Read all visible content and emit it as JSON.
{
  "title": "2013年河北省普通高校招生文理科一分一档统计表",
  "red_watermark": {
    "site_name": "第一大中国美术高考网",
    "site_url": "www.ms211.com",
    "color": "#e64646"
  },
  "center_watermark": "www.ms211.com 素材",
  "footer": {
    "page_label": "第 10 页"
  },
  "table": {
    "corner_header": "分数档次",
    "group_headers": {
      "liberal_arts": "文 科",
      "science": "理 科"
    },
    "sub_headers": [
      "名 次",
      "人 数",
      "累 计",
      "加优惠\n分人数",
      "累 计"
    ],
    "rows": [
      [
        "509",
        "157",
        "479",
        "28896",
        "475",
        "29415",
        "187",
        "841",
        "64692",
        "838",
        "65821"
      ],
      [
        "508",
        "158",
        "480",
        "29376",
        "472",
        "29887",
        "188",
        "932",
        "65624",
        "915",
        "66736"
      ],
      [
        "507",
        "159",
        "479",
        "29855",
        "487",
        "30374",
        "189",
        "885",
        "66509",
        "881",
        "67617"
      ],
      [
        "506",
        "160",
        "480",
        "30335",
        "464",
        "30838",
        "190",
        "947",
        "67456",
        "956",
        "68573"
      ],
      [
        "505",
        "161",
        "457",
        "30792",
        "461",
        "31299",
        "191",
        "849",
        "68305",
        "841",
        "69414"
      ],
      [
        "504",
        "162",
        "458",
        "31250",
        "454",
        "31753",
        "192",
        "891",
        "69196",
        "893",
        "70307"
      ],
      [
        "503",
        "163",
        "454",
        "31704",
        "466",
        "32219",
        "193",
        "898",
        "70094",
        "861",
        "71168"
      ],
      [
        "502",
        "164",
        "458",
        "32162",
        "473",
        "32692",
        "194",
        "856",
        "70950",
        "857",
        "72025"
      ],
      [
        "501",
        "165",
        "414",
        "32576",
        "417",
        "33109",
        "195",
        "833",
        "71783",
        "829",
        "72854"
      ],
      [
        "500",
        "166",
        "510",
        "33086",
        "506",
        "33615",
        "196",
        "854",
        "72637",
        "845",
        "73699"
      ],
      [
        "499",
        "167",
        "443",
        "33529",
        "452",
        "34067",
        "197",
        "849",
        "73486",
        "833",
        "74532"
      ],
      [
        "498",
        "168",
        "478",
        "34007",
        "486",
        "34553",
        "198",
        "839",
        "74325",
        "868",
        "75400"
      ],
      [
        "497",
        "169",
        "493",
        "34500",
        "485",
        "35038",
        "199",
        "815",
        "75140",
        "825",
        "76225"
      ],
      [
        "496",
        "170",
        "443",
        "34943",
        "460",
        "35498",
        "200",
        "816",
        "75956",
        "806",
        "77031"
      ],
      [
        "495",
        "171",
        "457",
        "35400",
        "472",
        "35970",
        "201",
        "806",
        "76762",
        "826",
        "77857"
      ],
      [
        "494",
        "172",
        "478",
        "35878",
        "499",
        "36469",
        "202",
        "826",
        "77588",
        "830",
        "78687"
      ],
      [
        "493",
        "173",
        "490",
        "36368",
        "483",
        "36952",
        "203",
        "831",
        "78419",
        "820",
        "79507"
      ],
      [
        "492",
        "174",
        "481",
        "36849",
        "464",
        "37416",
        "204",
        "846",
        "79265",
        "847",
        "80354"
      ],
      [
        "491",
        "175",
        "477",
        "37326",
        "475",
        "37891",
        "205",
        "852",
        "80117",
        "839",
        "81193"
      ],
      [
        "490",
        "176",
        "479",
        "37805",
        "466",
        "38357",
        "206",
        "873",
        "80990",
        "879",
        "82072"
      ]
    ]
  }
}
════
# [PROBLEM DETAILS]
Give the material above again, word for word.

# [FULL ANSWER]
Read all visible content and emit it as JSON.
{
  "title": "2013年河北省普通高校招生文理科一分一档统计表",
  "red_watermark": {
    "site_name": "第一大中国美术高考网",
    "site_url": "www.ms211.com",
    "color": "#e64646"
  },
  "center_watermark": "www.ms211.com 素材",
  "footer": {
    "page_label": "第 10 页"
  },
  "table": {
    "corner_header": "分数档次",
    "group_headers": {
      "liberal_arts": "文 科",
      "science": "理 科"
    },
    "sub_headers": [
      "名 次",
      "人 数",
      "累 计",
      "加优惠\n分人数",
      "累 计"
    ],
    "rows": [
      [
        "509",
        "157",
        "479",
        "28896",
        "475",
        "29415",
        "187",
        "841",
        "64692",
        "838",
        "65821"
      ],
      [
        "508",
        "158",
        "480",
        "29376",
        "472",
        "29887",
        "188",
        "932",
        "65624",
        "915",
        "66736"
      ],
      [
        "507",
        "159",
        "479",
        "29855",
        "487",
        "30374",
        "189",
        "885",
        "66509",
        "881",
        "67617"
      ],
      [
        "506",
        "160",
        "480",
        "30335",
        "464",
        "30838",
        "190",
        "947",
        "67456",
        "956",
        "68573"
      ],
      [
        "505",
        "161",
        "457",
        "30792",
        "461",
        "31299",
        "191",
        "849",
        "68305",
        "841",
        "69414"
      ],
      [
        "504",
        "162",
        "458",
        "31250",
        "454",
        "31753",
        "192",
        "891",
        "69196",
        "893",
        "70307"
      ],
      [
        "503",
        "163",
        "454",
        "31704",
        "466",
        "32219",
        "193",
        "898",
        "70094",
        "861",
        "71168"
      ],
      [
        "502",
        "164",
        "458",
        "32162",
        "473",
        "32692",
        "194",
        "856",
        "70950",
        "857",
        "72025"
      ],
      [
        "501",
        "165",
        "414",
        "32576",
        "417",
        "33109",
        "195",
        "833",
        "71783",
        "829",
        "72854"
      ],
      [
        "500",
        "166",
        "510",
        "33086",
        "506",
        "33615",
        "196",
        "854",
        "72637",
        "845",
        "73699"
      ],
      [
        "499",
        "167",
        "443",
        "33529",
        "452",
        "34067",
        "197",
        "849",
        "73486",
        "833",
        "74532"
      ],
      [
        "498",
        "168",
        "478",
        "34007",
        "486",
        "34553",
        "198",
        "839",
        "74325",
        "868",
        "75400"
      ],
      [
        "497",
        "169",
        "493",
        "34500",
        "485",
        "35038",
        "199",
        "815",
        "75140",
        "825",
        "76225"
      ],
      [
        "496",
        "170",
        "443",
        "34943",
        "460",
        "35498",
        "200",
        "816",
        "75956",
        "806",
        "77031"
      ],
      [
        "495",
        "171",
        "457",
        "35400",
        "472",
        "35970",
        "201",
        "806",
        "76762",
        "826",
        "77857"
      ],
      [
        "494",
        "172",
        "478",
        "35878",
        "499",
        "36469",
        "202",
        "826",
        "77588",
        "830",
        "78687"
      ],
      [
        "493",
        "173",
        "490",
        "36368",
        "483",
        "36952",
        "203",
        "831",
        "78419",
        "820",
        "79507"
      ],
      [
        "492",
        "174",
        "481",
        "36849",
        "464",
        "37416",
        "204",
        "846",
        "79265",
        "847",
        "80354"
      ],
      [
        "491",
        "175",
        "477",
        "37326",
        "475",
        "37891",
        "205",
        "852",
        "80117",
        "839",
        "81193"
      ],
      [
        "490",
        "176",
        "479",
        "37805",
        "466",
        "38357",
        "206",
        "873",
        "80990",
        "879",
        "82072"
      ]
    ]
  }
}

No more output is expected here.